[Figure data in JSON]
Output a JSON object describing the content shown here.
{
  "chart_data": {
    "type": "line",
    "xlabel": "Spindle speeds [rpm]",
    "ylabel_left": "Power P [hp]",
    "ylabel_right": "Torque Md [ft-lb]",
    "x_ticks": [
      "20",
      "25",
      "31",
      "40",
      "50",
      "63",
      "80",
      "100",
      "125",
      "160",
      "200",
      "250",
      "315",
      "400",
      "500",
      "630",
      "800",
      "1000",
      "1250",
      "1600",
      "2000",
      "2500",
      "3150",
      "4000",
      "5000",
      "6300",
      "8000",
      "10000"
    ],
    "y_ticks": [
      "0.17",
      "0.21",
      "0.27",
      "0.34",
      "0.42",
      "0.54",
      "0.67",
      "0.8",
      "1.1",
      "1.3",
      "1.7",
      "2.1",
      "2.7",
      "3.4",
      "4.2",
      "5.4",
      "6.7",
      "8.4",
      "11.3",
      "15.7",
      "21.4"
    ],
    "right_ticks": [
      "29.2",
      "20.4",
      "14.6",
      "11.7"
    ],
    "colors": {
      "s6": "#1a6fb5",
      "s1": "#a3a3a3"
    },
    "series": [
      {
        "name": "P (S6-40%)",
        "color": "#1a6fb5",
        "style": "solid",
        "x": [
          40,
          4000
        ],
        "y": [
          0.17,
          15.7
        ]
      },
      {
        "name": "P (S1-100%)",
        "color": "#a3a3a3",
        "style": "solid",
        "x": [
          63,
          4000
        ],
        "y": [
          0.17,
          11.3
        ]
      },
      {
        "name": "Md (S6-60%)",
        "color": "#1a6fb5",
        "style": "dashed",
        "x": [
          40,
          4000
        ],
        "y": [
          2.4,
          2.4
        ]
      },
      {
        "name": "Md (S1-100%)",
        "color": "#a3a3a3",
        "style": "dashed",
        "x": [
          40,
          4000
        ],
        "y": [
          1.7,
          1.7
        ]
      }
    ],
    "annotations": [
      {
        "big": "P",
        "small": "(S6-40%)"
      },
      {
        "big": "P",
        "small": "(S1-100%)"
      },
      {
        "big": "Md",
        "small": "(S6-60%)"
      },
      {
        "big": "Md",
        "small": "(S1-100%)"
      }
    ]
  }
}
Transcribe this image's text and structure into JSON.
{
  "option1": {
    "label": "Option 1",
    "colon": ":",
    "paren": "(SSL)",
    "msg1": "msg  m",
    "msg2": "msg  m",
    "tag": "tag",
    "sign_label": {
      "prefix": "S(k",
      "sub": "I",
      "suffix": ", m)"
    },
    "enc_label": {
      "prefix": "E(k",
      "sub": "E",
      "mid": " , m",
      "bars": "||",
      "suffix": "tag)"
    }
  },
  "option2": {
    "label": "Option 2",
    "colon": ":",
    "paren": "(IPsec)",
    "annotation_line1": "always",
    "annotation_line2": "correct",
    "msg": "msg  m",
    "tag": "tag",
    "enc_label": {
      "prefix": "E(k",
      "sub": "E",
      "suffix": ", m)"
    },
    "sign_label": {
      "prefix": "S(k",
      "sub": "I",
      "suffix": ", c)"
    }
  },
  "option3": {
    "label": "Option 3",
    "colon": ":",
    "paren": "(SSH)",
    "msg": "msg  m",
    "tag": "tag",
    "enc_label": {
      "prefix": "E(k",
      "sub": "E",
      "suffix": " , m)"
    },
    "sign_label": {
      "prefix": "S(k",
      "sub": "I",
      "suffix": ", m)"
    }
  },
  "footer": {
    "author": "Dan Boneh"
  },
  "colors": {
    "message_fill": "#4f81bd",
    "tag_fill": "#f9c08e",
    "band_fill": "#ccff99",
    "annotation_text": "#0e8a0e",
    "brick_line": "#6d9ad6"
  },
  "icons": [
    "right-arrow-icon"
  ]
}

→ Prompt
Return the material exactly as it stands.

→ Output for this task
Output a JSON object describing the content shown here.
{
  "chart_data": {
    "type": "line",
    "xlabel": "Spindle speeds [rpm]",
    "ylabel_left": "Power P [hp]",
    "ylabel_right": "Torque Md [ft-lb]",
    "x_ticks": [
      "20",
      "25",
      "31",
      "40",
      "50",
      "63",
      "80",
      "100",
      "125",
      "160",
      "200",
      "250",
      "315",
      "400",
      "500",
      "630",
      "800",
      "1000",
      "1250",
      "1600",
      "2000",
      "2500",
      "3150",
      "4000",
      "5000",
      "6300",
      "8000",
      "10000"
    ],
    "y_ticks": [
      "0.17",
      "0.21",
      "0.27",
      "0.34",
      "0.42",
      "0.54",
      "0.67",
      "0.8",
      "1.1",
      "1.3",
      "1.7",
      "2.1",
      "2.7",
      "3.4",
      "4.2",
      "5.4",
      "6.7",
      "8.4",
      "11.3",
      "15.7",
      "21.4"
    ],
    "right_ticks": [
      "29.2",
      "20.4",
      "14.6",
      "11.7"
    ],
    "colors": {
      "s6": "#1a6fb5",
      "s1": "#a3a3a3"
    },
    "series": [
      {
        "name": "P (S6-40%)",
        "color": "#1a6fb5",
        "style": "solid",
        "x": [
          40,
          4000
        ],
        "y": [
          0.17,
          15.7
        ]
      },
      {
        "name": "P (S1-100%)",
        "color": "#a3a3a3",
        "style": "solid",
        "x": [
          63,
          4000
        ],
        "y": [
          0.17,
          11.3
        ]
      },
      {
        "name": "Md (S6-60%)",
        "color": "#1a6fb5",
        "style": "dashed",
        "x": [
          40,
          4000
        ],
        "y": [
          2.4,
          2.4
        ]
      },
      {
        "name": "Md (S1-100%)",
        "color": "#a3a3a3",
        "style": "dashed",
        "x": [
          40,
          4000
        ],
        "y": [
          1.7,
          1.7
        ]
      }
    ],
    "annotations": [
      {
        "big": "P",
        "small": "(S6-40%)"
      },
      {
        "big": "P",
        "small": "(S1-100%)"
      },
      {
        "big": "Md",
        "small": "(S6-60%)"
      },
      {
        "big": "Md",
        "small": "(S1-100%)"
      }
    ]
  }
}
Transcribe this image's text and structure into JSON.
{
  "option1": {
    "label": "Option 1",
    "colon": ":",
    "paren": "(SSL)",
    "msg1": "msg  m",
    "msg2": "msg  m",
    "tag": "tag",
    "sign_label": {
      "prefix": "S(k",
      "sub": "I",
      "suffix": ", m)"
    },
    "enc_label": {
      "prefix": "E(k",
      "sub": "E",
      "mid": " , m",
      "bars": "||",
      "suffix": "tag)"
    }
  },
  "option2": {
    "label": "Option 2",
    "colon": ":",
    "paren": "(IPsec)",
    "annotation_line1": "always",
    "annotation_line2": "correct",
    "msg": "msg  m",
    "tag": "tag",
    "enc_label": {
      "prefix": "E(k",
      "sub": "E",
      "suffix": ", m)"
    },
    "sign_label": {
      "prefix": "S(k",
      "sub": "I",
      "suffix": ", c)"
    }
  },
  "option3": {
    "label": "Option 3",
    "colon": ":",
    "paren": "(SSH)",
    "msg": "msg  m",
    "tag": "tag",
    "enc_label": {
      "prefix": "E(k",
      "sub": "E",
      "suffix": " , m)"
    },
    "sign_label": {
      "prefix": "S(k",
      "sub": "I",
      "suffix": ", m)"
    }
  },
  "footer": {
    "author": "Dan Boneh"
  },
  "colors": {
    "message_fill": "#4f81bd",
    "tag_fill": "#f9c08e",
    "band_fill": "#ccff99",
    "annotation_text": "#0e8a0e",
    "brick_line": "#6d9ad6"
  },
  "icons": [
    "right-arrow-icon"
  ]
}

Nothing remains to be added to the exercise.